◆ Exercise: Find the word "Quarter" in the listing; pull out each line holding it.
################
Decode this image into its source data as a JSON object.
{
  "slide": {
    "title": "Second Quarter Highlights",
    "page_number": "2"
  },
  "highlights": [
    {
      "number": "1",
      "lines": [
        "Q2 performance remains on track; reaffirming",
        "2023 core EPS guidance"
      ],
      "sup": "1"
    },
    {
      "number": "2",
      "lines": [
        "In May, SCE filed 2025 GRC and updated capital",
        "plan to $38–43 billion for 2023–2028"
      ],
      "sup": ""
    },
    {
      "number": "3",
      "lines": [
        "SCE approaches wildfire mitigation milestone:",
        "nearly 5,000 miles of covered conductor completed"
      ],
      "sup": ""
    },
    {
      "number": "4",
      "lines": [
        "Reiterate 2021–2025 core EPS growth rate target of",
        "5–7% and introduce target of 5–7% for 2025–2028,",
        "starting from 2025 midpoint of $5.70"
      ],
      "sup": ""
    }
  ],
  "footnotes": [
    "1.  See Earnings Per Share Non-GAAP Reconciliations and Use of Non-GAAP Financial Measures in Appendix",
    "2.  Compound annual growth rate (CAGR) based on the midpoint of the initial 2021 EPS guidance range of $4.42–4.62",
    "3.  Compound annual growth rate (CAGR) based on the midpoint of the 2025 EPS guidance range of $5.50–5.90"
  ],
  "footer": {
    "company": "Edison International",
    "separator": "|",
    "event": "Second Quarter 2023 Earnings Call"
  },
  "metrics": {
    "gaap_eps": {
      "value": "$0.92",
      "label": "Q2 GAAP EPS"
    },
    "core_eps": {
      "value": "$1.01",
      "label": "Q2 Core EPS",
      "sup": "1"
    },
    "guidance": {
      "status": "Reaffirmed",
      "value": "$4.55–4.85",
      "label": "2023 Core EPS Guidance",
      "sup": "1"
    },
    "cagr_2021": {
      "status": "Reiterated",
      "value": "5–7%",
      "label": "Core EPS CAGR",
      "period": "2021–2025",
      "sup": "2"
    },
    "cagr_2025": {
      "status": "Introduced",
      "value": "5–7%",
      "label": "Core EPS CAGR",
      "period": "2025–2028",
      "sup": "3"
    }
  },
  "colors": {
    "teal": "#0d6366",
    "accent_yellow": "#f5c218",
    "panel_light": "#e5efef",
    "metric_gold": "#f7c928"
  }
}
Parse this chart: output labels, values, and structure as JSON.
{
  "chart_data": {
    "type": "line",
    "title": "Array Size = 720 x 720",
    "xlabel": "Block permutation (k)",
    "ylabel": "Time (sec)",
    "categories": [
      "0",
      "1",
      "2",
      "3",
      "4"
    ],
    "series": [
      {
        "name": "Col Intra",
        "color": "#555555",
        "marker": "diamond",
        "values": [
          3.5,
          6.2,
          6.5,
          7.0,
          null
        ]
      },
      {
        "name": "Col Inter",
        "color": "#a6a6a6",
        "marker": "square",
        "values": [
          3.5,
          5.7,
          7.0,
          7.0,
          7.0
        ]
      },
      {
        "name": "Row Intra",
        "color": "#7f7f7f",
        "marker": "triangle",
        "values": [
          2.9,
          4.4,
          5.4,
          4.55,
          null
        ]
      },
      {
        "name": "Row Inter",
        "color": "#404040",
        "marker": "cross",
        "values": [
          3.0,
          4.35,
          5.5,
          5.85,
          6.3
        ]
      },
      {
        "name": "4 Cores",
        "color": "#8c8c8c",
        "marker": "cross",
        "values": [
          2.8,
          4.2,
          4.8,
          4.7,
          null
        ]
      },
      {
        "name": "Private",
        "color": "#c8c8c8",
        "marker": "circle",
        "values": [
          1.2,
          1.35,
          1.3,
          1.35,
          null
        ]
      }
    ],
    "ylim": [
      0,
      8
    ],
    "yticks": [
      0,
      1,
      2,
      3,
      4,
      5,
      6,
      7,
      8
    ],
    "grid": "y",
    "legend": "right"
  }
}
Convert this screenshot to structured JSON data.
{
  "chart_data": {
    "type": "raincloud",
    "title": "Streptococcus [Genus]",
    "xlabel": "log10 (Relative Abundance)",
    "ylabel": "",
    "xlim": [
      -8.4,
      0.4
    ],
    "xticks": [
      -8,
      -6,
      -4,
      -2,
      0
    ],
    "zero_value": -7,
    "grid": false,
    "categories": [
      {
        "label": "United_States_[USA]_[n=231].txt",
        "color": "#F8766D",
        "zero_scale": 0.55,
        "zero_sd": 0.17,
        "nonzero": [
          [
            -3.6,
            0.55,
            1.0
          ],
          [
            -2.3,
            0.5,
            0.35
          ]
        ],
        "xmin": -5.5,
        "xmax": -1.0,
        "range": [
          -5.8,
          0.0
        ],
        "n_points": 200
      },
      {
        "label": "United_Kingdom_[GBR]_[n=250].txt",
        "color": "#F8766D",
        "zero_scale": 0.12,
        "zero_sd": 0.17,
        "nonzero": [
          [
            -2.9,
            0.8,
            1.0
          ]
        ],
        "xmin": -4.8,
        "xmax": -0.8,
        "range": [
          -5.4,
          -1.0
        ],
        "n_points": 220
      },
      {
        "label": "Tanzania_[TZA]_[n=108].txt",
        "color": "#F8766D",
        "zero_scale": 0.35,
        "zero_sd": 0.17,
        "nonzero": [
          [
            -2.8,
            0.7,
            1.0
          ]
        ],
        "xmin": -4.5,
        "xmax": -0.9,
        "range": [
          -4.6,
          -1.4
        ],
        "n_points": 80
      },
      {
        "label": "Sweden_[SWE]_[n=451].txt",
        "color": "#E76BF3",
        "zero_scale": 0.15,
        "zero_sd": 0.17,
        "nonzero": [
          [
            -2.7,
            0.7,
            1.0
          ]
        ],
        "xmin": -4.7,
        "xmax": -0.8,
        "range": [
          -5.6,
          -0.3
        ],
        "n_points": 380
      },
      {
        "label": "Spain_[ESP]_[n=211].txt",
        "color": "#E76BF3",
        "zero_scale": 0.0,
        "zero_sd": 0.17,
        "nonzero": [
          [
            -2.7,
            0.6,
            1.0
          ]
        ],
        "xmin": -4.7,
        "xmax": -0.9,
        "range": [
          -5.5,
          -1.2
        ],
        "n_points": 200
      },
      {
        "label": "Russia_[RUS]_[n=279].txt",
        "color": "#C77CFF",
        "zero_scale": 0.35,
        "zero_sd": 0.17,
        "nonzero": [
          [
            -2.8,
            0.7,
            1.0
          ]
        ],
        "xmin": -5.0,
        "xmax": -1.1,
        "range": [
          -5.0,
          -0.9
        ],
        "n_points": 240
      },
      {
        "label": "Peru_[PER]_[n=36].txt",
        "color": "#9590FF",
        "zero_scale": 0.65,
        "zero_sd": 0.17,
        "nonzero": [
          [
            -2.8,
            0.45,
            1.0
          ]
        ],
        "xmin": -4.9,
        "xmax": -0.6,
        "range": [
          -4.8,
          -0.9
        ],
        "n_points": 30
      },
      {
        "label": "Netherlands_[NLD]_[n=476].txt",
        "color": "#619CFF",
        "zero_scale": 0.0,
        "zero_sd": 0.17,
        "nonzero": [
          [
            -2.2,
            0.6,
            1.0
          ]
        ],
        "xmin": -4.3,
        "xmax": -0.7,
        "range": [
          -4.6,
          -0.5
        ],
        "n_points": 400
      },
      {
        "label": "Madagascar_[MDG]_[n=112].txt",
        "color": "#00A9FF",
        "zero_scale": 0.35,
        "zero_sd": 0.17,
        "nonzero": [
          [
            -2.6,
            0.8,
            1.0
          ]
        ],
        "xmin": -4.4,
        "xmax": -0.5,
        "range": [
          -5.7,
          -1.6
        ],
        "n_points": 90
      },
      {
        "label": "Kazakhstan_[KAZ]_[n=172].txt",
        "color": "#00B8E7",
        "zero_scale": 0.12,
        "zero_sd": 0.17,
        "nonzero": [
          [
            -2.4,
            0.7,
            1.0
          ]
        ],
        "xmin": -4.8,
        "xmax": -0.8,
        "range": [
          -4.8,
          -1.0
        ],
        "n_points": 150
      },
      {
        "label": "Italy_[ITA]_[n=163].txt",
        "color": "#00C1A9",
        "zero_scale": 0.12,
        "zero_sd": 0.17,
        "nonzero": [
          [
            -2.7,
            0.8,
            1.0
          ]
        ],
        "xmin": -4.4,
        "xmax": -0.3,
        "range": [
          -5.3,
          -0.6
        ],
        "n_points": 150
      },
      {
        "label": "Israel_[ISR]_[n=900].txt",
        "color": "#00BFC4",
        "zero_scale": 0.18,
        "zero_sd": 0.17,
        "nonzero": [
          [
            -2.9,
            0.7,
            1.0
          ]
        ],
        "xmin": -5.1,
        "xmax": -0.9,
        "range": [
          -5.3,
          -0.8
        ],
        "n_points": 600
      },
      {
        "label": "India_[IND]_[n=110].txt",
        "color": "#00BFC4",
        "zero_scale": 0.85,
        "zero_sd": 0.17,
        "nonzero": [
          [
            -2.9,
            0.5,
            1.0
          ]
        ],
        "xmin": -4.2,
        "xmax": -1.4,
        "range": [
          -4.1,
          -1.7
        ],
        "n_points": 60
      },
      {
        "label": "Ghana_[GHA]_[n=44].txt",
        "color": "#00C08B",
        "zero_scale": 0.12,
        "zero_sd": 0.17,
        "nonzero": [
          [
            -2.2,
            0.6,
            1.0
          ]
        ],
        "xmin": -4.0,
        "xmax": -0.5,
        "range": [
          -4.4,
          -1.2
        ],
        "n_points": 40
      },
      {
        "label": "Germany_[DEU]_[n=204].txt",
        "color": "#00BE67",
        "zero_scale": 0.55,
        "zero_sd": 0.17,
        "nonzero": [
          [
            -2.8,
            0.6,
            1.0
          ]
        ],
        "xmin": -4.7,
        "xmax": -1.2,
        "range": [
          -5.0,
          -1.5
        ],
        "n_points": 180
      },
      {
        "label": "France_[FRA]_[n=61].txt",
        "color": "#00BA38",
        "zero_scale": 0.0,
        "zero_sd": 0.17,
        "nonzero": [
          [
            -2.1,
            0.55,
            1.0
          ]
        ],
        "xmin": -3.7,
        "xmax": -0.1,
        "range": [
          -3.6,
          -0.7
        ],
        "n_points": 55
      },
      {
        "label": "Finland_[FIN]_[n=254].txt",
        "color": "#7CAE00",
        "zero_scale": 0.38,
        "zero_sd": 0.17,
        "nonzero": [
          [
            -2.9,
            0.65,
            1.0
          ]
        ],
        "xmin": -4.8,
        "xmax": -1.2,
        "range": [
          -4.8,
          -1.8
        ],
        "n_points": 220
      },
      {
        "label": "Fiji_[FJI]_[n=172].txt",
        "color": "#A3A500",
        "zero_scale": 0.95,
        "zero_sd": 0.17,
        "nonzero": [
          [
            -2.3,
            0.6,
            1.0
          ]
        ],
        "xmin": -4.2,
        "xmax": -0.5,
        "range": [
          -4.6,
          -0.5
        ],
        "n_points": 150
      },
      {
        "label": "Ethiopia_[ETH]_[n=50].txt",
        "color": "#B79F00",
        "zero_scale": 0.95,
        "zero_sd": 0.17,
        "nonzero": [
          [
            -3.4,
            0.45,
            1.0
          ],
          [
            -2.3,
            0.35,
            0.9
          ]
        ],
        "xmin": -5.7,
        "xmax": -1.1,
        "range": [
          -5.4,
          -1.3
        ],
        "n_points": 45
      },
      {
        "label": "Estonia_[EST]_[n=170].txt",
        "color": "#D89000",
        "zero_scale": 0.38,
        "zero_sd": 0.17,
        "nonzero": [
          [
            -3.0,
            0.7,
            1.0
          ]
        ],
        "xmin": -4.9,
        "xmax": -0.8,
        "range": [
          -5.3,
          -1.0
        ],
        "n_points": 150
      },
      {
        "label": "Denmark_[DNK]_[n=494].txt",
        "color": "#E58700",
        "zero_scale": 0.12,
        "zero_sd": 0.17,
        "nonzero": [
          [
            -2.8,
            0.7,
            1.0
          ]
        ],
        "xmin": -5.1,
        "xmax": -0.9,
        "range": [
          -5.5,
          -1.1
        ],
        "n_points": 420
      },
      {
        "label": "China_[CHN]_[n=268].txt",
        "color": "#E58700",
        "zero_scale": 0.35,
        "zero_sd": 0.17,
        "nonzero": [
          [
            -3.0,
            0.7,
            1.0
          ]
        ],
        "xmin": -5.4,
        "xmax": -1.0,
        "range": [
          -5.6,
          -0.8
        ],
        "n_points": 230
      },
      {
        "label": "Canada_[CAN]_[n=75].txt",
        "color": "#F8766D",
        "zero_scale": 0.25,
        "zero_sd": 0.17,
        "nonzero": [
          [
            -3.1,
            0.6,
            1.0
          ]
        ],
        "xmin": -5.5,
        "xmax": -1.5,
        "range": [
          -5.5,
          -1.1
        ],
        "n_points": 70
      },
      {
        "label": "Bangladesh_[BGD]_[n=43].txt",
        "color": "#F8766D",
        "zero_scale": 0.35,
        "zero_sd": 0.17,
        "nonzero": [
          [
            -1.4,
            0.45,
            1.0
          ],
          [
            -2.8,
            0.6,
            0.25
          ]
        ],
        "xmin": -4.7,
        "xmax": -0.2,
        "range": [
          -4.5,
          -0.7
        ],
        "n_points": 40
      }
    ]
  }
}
################
◆ Task solution:
    "title": "Second Quarter Highlights",
    "event": "Second Quarter 2023 Earnings Call"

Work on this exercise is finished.